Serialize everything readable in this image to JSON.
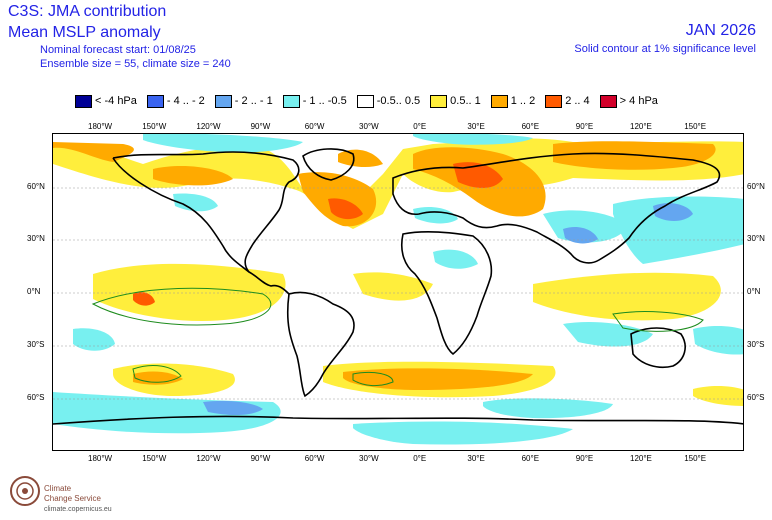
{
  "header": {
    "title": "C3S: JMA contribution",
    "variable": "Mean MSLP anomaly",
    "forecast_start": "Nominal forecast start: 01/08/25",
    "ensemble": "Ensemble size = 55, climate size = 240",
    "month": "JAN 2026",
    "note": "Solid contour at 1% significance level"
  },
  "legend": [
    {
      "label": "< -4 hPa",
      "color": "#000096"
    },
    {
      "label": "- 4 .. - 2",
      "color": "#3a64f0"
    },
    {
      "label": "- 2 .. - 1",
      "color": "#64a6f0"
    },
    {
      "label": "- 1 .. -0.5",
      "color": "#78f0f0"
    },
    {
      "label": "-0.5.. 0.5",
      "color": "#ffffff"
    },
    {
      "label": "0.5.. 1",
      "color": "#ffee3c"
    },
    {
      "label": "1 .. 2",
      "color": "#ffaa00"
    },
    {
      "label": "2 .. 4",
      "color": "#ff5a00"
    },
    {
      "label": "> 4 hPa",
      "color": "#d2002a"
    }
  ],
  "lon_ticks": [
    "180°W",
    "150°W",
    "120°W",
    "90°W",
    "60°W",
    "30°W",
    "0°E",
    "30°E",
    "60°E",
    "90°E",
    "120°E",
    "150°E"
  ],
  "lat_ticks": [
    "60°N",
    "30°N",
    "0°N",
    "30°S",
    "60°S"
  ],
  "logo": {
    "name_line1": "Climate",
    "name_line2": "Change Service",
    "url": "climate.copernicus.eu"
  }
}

════

*EXERCISE OBJECTIVE:* Reproduce each entry precisely, dropping only the pictures.

*ANSWER TO THIS EXERCISE:*
Serialize everything readable in this image to JSON.
{
  "header": {
    "title": "C3S: JMA contribution",
    "variable": "Mean MSLP anomaly",
    "forecast_start": "Nominal forecast start: 01/08/25",
    "ensemble": "Ensemble size = 55, climate size = 240",
    "month": "JAN 2026",
    "note": "Solid contour at 1% significance level"
  },
  "legend": [
    {
      "label": "< -4 hPa",
      "color": "#000096"
    },
    {
      "label": "- 4 .. - 2",
      "color": "#3a64f0"
    },
    {
      "label": "- 2 .. - 1",
      "color": "#64a6f0"
    },
    {
      "label": "- 1 .. -0.5",
      "color": "#78f0f0"
    },
    {
      "label": "-0.5.. 0.5",
      "color": "#ffffff"
    },
    {
      "label": "0.5.. 1",
      "color": "#ffee3c"
    },
    {
      "label": "1 .. 2",
      "color": "#ffaa00"
    },
    {
      "label": "2 .. 4",
      "color": "#ff5a00"
    },
    {
      "label": "> 4 hPa",
      "color": "#d2002a"
    }
  ],
  "lon_ticks": [
    "180°W",
    "150°W",
    "120°W",
    "90°W",
    "60°W",
    "30°W",
    "0°E",
    "30°E",
    "60°E",
    "90°E",
    "120°E",
    "150°E"
  ],
  "lat_ticks": [
    "60°N",
    "30°N",
    "0°N",
    "30°S",
    "60°S"
  ],
  "logo": {
    "name_line1": "Climate",
    "name_line2": "Change Service",
    "url": "climate.copernicus.eu"
  }
}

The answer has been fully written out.